### Collected data entries
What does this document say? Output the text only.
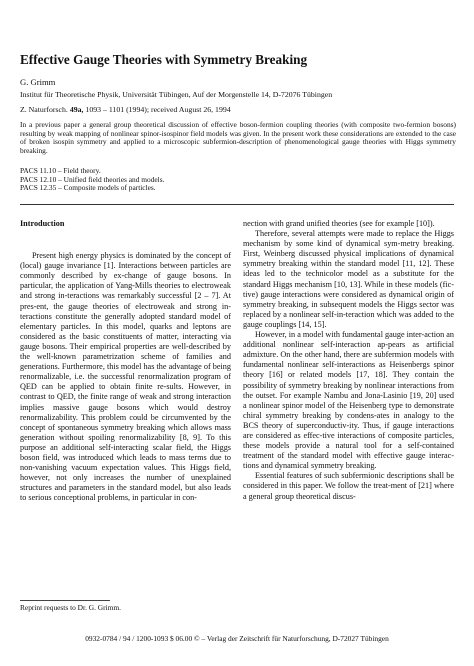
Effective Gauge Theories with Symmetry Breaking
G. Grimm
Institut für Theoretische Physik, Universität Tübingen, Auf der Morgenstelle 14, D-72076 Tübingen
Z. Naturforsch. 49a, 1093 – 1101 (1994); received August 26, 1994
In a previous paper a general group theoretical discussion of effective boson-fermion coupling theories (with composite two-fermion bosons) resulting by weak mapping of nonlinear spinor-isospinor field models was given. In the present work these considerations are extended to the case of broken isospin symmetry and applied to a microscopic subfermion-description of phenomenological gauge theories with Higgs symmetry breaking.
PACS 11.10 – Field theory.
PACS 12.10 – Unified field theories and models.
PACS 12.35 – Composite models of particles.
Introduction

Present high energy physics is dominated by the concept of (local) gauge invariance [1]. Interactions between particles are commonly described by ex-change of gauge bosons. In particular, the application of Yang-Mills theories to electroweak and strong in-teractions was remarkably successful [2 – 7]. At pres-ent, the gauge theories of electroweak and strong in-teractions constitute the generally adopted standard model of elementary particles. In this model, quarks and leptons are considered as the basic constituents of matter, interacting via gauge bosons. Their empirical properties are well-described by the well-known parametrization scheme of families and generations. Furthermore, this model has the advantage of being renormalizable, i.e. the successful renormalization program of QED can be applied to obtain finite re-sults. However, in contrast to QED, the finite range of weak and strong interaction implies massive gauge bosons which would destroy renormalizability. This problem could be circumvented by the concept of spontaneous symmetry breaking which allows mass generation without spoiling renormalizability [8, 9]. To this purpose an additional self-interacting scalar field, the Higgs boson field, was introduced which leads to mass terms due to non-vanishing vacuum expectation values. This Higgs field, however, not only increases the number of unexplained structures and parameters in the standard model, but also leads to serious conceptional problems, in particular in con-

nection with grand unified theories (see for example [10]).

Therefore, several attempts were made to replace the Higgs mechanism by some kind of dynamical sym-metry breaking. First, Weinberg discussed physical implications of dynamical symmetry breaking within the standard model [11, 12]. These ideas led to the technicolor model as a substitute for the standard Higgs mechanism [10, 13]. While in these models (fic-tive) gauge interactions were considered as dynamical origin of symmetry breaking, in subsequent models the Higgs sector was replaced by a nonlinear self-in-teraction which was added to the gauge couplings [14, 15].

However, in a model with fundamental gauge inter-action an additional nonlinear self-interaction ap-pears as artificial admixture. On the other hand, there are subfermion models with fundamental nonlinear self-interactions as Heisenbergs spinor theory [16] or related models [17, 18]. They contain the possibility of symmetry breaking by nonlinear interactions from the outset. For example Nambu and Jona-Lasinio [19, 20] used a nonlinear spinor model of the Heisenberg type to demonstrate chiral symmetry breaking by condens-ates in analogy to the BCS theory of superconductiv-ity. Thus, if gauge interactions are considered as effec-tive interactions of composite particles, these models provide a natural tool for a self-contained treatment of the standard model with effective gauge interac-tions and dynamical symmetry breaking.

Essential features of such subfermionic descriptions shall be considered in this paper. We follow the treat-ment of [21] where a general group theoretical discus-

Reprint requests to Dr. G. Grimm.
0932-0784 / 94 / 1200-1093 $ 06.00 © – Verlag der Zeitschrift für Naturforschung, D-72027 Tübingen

### WHAT THE TASK ASKS
Report the number of lines containing the string "PACS" and add nothing to it.

### ANSWER FOR THIS EXERCISE
3